Aim of the exercise: Send back all the data below, exactly as given.

#####

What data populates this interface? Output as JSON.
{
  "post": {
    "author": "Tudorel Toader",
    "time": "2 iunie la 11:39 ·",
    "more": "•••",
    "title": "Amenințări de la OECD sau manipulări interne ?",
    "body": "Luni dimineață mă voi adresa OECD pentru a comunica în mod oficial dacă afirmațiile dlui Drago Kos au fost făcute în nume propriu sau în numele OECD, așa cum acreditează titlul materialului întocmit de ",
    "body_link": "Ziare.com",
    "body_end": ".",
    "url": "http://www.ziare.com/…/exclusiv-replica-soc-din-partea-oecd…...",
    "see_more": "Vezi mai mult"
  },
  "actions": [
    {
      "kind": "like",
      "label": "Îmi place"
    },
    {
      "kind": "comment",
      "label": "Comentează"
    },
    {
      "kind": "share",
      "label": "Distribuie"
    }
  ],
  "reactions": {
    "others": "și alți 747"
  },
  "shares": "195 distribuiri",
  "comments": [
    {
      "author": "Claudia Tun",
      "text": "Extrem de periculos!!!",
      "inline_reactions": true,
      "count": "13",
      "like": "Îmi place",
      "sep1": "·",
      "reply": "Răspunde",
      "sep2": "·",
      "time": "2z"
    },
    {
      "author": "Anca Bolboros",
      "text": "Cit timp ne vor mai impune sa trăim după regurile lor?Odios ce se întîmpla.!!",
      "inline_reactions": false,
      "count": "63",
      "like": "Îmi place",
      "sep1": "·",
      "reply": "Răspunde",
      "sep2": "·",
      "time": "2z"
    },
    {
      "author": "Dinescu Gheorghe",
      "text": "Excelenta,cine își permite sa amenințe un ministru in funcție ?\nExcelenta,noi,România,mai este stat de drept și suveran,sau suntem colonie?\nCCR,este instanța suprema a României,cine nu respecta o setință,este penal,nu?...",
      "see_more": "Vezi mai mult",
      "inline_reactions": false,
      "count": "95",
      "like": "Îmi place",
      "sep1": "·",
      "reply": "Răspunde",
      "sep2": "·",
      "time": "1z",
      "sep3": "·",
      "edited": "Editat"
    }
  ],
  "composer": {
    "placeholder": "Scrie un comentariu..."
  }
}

#####

Expected output:
What data populates this interface? Output as JSON.
{
  "post": {
    "author": "Tudorel Toader",
    "time": "2 iunie la 11:39 ·",
    "more": "•••",
    "title": "Amenințări de la OECD sau manipulări interne ?",
    "body": "Luni dimineață mă voi adresa OECD pentru a comunica în mod oficial dacă afirmațiile dlui Drago Kos au fost făcute în nume propriu sau în numele OECD, așa cum acreditează titlul materialului întocmit de ",
    "body_link": "Ziare.com",
    "body_end": ".",
    "url": "http://www.ziare.com/…/exclusiv-replica-soc-din-partea-oecd…...",
    "see_more": "Vezi mai mult"
  },
  "actions": [
    {
      "kind": "like",
      "label": "Îmi place"
    },
    {
      "kind": "comment",
      "label": "Comentează"
    },
    {
      "kind": "share",
      "label": "Distribuie"
    }
  ],
  "reactions": {
    "others": "și alți 747"
  },
  "shares": "195 distribuiri",
  "comments": [
    {
      "author": "Claudia Tun",
      "text": "Extrem de periculos!!!",
      "inline_reactions": true,
      "count": "13",
      "like": "Îmi place",
      "sep1": "·",
      "reply": "Răspunde",
      "sep2": "·",
      "time": "2z"
    },
    {
      "author": "Anca Bolboros",
      "text": "Cit timp ne vor mai impune sa trăim după regurile lor?Odios ce se întîmpla.!!",
      "inline_reactions": false,
      "count": "63",
      "like": "Îmi place",
      "sep1": "·",
      "reply": "Răspunde",
      "sep2": "·",
      "time": "2z"
    },
    {
      "author": "Dinescu Gheorghe",
      "text": "Excelenta,cine își permite sa amenințe un ministru in funcție ?\nExcelenta,noi,România,mai este stat de drept și suveran,sau suntem colonie?\nCCR,este instanța suprema a României,cine nu respecta o setință,este penal,nu?...",
      "see_more": "Vezi mai mult",
      "inline_reactions": false,
      "count": "95",
      "like": "Îmi place",
      "sep1": "·",
      "reply": "Răspunde",
      "sep2": "·",
      "time": "1z",
      "sep3": "·",
      "edited": "Editat"
    }
  ],
  "composer": {
    "placeholder": "Scrie un comentariu..."
  }
}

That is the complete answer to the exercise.